-- Start of Records for this task --
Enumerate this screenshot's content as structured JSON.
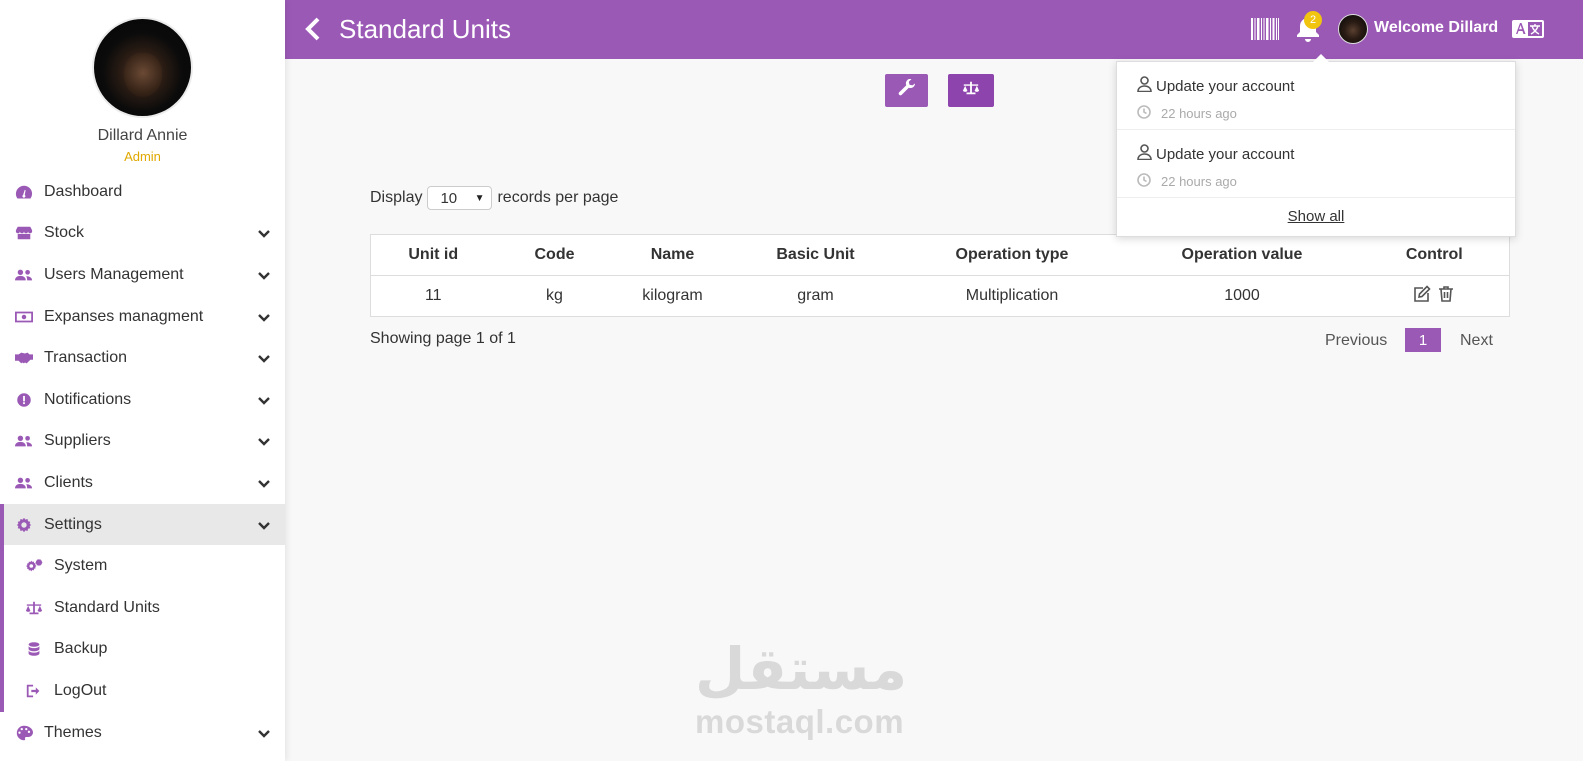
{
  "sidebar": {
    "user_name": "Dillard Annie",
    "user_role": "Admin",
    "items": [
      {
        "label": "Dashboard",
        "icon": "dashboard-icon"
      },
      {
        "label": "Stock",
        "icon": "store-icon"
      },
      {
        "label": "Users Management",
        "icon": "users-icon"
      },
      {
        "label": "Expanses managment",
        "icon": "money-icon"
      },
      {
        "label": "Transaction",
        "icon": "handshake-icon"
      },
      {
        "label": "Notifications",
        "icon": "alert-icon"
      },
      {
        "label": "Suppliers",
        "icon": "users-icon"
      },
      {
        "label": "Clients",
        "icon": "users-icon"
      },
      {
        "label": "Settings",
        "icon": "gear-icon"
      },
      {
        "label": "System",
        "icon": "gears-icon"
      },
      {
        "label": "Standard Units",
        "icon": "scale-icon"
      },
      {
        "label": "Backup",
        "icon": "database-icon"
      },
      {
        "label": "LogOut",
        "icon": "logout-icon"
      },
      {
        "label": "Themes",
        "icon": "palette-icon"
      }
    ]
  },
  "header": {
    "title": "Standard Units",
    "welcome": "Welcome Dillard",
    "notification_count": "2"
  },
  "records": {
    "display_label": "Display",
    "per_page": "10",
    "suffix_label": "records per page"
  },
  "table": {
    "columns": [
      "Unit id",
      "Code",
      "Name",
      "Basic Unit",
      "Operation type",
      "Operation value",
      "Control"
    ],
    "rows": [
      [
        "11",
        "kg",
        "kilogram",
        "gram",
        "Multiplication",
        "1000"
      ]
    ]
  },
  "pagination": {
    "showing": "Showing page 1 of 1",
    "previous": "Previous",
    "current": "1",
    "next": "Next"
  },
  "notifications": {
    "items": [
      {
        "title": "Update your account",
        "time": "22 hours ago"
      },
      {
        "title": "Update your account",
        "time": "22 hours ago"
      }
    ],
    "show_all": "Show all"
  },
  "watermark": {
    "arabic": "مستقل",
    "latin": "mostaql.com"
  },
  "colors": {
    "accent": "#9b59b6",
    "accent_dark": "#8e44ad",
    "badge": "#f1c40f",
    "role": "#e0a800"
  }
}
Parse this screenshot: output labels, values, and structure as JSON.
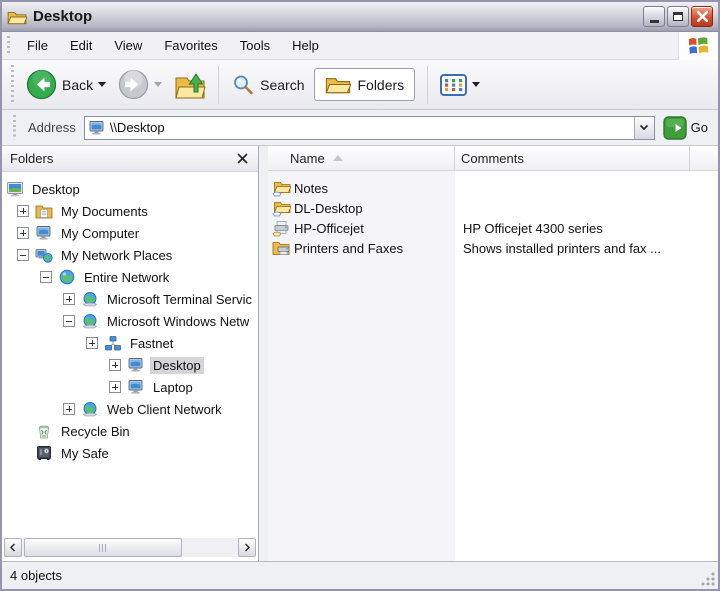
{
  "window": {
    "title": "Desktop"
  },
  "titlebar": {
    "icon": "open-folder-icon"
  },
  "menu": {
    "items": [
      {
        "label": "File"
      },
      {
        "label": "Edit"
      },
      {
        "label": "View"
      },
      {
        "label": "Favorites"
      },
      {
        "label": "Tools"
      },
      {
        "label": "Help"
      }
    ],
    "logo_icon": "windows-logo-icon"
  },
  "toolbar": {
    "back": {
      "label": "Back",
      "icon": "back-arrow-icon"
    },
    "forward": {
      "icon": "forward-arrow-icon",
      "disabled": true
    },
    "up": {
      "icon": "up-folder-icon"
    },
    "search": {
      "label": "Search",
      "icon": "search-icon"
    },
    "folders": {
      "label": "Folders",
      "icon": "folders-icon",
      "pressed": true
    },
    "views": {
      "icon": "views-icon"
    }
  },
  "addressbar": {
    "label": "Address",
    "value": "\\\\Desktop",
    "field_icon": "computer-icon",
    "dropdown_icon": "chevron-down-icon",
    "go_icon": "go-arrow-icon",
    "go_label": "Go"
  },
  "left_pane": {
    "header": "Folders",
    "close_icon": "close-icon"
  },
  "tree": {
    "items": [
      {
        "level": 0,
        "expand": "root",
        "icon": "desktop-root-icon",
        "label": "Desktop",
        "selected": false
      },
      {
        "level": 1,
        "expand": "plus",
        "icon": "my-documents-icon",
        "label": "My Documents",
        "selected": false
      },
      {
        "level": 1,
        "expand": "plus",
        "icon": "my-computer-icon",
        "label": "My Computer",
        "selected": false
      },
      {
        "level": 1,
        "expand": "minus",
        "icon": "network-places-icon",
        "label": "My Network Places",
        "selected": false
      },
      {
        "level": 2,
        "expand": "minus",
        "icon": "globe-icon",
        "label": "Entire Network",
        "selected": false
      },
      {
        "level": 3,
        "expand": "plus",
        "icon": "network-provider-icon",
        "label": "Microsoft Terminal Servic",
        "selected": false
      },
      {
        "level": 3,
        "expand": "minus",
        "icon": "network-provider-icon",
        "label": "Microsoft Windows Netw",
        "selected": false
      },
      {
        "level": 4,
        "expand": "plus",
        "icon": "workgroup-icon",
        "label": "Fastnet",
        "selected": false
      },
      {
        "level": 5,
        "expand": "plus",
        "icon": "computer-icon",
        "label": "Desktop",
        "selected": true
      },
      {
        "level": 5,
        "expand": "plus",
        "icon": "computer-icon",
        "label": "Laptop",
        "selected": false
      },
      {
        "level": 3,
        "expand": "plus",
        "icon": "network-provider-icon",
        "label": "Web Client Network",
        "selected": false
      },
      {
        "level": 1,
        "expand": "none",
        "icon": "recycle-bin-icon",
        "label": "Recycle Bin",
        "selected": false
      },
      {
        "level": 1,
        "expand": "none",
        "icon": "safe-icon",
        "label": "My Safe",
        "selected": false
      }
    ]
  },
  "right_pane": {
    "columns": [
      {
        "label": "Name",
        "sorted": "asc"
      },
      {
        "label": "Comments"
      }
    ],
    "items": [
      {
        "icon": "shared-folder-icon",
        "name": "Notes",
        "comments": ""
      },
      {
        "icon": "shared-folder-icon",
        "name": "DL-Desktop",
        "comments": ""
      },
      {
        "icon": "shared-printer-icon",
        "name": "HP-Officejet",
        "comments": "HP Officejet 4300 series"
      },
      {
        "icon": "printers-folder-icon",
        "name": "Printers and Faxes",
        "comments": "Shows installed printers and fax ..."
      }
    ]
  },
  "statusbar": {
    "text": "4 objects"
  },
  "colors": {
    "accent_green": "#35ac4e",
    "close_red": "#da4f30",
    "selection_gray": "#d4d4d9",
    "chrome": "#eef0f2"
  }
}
-- End of Records for this task --
▸ Written exercise: Collect the lines of the data that carry the word "Units".

▸ Written solution:
        "label": "Standard Units",
    "title": "Standard Units",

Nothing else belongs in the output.